▶ [The exercise]:
How many lines in the records below hold the string "into"? Please answer with the number and nothing more.

[Source records]
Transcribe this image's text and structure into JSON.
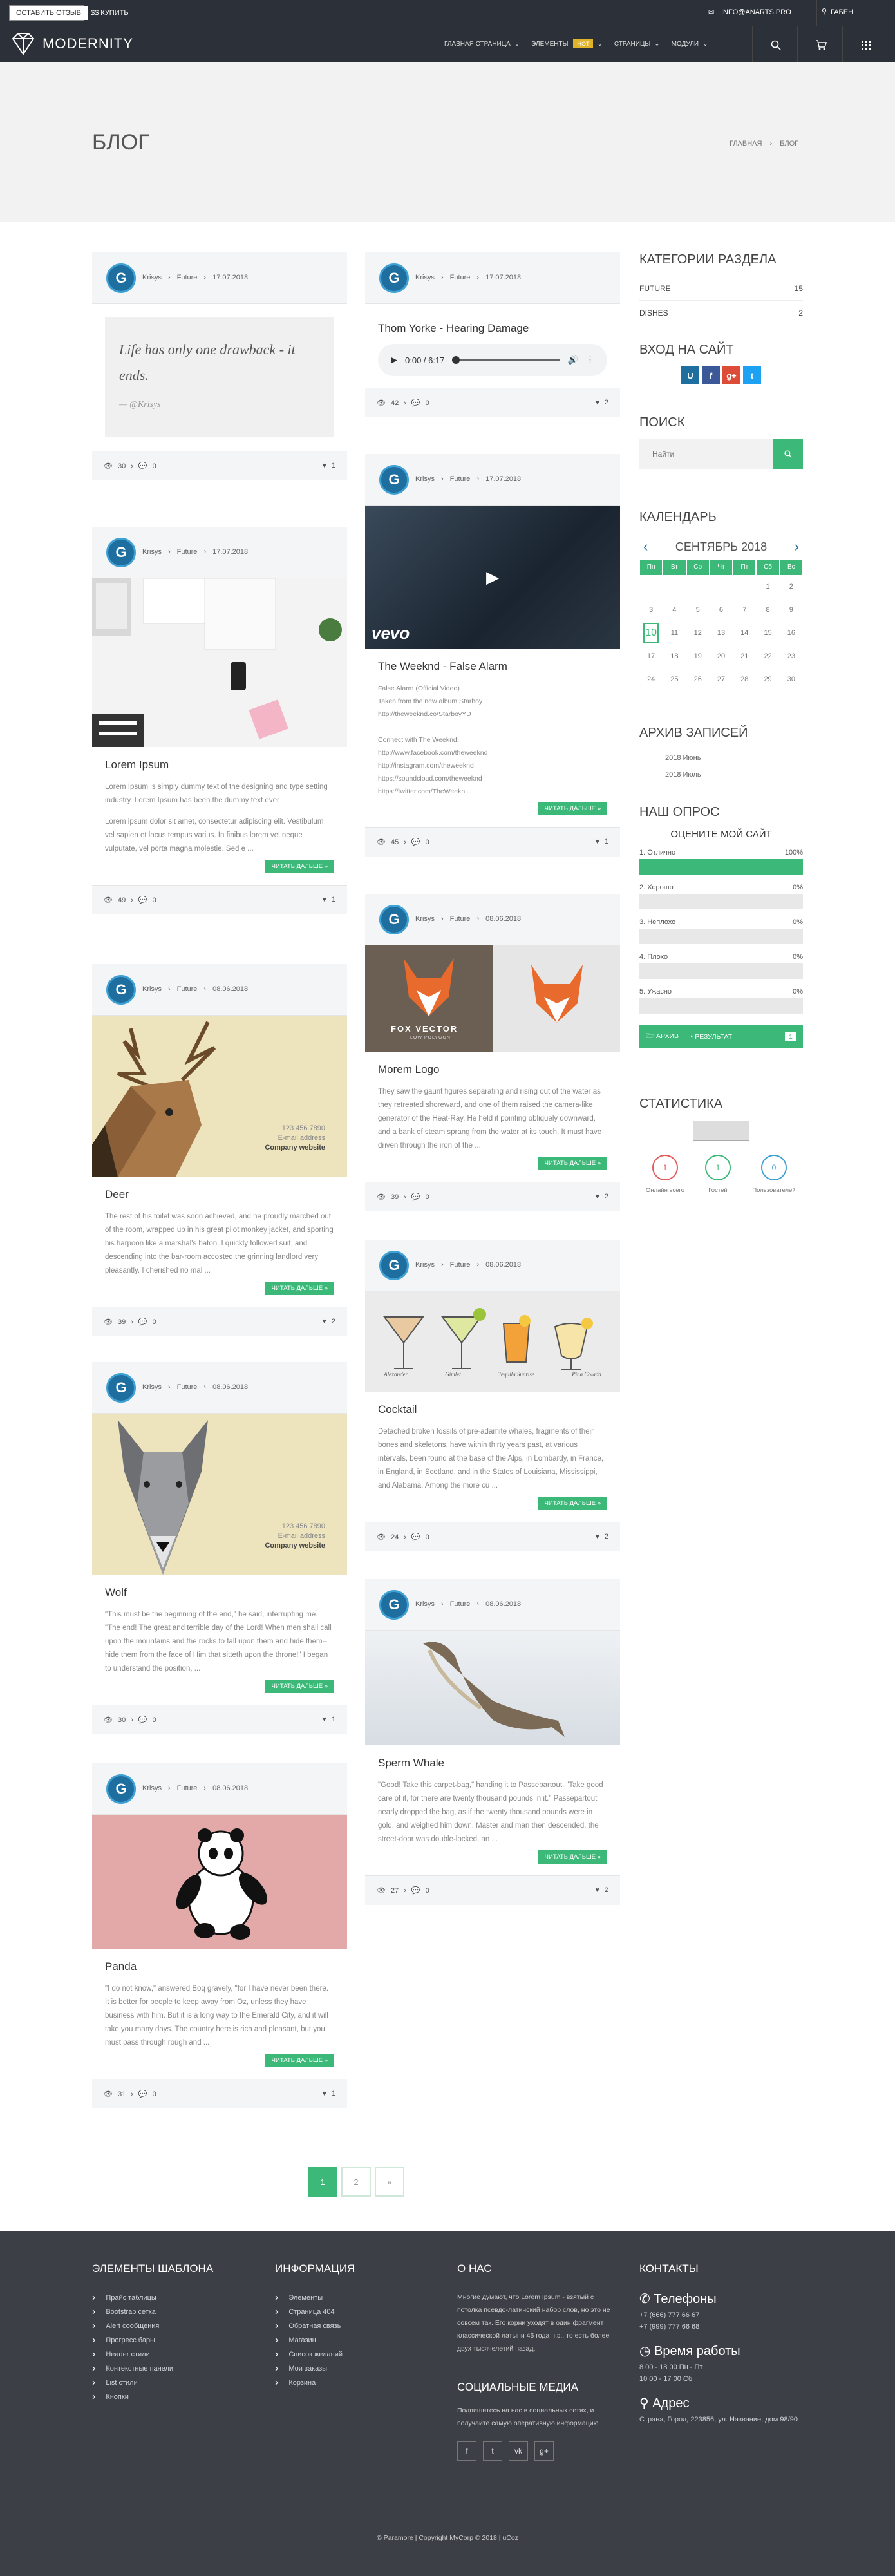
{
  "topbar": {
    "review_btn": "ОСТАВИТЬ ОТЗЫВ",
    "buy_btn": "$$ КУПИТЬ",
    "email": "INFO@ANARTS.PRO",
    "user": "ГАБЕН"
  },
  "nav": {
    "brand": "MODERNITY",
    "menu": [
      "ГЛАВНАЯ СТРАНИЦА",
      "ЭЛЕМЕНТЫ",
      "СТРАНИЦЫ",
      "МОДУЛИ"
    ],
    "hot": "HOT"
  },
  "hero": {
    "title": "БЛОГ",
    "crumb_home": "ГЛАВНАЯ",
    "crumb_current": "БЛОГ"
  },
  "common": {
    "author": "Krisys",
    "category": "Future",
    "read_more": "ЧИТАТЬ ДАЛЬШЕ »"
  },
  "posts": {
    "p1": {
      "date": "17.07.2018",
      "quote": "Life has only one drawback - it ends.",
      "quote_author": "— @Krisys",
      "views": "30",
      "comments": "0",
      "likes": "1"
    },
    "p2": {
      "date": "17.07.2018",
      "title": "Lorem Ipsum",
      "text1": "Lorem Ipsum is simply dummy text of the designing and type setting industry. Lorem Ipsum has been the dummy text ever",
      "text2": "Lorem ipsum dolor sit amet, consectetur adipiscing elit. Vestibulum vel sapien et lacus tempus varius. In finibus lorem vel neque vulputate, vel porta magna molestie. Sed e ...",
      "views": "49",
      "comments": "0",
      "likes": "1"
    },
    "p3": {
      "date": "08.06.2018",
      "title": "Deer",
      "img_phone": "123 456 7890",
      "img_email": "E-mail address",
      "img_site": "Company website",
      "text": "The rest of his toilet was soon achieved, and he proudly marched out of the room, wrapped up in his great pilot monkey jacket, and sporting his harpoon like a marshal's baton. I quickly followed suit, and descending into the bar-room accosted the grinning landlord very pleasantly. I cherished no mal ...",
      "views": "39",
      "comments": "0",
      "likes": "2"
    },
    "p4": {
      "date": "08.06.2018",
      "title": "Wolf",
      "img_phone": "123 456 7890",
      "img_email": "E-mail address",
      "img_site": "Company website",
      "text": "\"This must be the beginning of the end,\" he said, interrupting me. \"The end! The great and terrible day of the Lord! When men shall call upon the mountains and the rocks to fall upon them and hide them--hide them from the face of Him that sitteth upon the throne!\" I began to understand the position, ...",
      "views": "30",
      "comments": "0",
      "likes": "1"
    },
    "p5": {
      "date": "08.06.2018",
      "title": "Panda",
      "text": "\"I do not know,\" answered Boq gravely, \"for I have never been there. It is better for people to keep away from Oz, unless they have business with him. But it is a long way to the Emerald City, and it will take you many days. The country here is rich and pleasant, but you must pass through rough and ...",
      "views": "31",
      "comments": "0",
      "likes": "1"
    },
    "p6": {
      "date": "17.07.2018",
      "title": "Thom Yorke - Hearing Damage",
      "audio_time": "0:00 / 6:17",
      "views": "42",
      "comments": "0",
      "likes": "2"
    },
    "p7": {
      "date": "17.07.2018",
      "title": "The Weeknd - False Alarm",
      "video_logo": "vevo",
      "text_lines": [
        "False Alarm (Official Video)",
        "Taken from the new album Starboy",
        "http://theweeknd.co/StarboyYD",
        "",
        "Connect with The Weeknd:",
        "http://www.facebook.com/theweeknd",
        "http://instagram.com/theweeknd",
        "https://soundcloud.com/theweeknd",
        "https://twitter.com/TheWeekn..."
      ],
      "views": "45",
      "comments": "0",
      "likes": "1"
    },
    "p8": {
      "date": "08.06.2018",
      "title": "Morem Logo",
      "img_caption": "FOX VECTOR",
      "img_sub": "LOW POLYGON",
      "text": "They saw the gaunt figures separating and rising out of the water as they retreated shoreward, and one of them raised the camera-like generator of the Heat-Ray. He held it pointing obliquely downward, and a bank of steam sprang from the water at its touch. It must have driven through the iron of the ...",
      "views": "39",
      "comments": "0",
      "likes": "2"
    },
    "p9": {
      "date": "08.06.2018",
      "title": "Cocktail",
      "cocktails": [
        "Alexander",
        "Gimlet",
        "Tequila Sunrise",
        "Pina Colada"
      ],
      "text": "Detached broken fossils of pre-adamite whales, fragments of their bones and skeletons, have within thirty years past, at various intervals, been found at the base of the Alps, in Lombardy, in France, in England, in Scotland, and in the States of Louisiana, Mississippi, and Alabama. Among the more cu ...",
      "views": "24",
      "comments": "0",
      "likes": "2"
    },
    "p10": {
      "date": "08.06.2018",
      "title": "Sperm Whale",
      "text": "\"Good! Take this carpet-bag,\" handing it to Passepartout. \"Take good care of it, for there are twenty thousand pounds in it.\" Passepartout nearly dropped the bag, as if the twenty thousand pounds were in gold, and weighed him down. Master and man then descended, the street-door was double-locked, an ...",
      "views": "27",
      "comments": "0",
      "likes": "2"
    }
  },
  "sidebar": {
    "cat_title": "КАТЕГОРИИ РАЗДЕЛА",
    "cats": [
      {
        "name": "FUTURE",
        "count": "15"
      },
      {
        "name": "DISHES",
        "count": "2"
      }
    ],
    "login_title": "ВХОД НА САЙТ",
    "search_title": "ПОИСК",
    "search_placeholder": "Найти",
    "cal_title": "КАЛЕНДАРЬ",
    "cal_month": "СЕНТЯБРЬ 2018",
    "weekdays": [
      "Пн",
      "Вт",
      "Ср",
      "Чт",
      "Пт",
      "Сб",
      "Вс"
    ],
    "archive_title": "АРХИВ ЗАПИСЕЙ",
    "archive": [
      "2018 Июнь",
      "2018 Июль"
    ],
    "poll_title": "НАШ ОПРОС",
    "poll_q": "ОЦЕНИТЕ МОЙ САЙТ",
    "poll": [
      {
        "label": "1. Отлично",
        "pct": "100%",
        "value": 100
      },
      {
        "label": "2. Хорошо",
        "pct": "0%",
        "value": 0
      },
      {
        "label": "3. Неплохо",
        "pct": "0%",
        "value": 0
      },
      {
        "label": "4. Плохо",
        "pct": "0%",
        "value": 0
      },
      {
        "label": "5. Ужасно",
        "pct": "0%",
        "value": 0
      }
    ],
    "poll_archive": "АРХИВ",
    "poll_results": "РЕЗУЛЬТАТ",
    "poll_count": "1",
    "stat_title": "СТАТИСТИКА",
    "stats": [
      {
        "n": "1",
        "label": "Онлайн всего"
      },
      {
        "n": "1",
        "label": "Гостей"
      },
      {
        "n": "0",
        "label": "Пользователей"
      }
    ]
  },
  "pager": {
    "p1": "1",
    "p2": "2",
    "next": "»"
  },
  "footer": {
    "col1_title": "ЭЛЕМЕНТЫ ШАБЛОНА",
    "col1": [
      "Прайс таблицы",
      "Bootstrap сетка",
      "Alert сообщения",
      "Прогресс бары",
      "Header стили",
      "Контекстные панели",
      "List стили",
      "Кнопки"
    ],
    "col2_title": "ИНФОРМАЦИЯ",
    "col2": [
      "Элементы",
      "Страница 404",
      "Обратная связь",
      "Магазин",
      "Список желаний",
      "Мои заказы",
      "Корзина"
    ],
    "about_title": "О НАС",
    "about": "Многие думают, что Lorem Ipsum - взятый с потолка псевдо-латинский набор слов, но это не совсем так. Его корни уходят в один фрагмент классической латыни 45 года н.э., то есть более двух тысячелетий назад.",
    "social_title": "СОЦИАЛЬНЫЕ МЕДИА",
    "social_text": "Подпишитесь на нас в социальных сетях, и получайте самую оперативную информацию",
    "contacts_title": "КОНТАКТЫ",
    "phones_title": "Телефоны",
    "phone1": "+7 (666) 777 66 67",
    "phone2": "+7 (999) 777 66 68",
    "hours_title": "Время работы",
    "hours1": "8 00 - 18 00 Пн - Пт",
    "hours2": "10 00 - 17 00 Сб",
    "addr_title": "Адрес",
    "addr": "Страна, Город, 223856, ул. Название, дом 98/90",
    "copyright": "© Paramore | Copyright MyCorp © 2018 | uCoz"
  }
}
...
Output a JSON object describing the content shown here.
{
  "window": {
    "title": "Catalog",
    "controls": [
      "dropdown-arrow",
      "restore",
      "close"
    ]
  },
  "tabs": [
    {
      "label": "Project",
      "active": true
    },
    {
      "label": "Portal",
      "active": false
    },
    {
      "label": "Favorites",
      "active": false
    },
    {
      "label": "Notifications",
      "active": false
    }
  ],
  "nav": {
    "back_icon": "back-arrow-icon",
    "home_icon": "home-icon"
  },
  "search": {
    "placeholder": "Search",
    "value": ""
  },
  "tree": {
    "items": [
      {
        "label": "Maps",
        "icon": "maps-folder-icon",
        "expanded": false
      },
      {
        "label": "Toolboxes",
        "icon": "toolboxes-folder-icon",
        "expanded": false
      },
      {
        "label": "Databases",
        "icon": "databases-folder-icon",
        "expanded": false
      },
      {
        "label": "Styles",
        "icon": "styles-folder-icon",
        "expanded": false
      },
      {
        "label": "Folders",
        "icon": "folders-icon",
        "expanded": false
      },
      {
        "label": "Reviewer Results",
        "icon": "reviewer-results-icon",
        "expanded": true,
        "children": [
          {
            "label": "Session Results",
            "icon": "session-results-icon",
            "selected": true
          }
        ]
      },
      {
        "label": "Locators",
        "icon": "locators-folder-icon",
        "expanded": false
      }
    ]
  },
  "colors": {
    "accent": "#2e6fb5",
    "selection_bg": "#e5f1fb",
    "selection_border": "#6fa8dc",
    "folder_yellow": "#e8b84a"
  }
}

▶ [Output of the exercise]:
2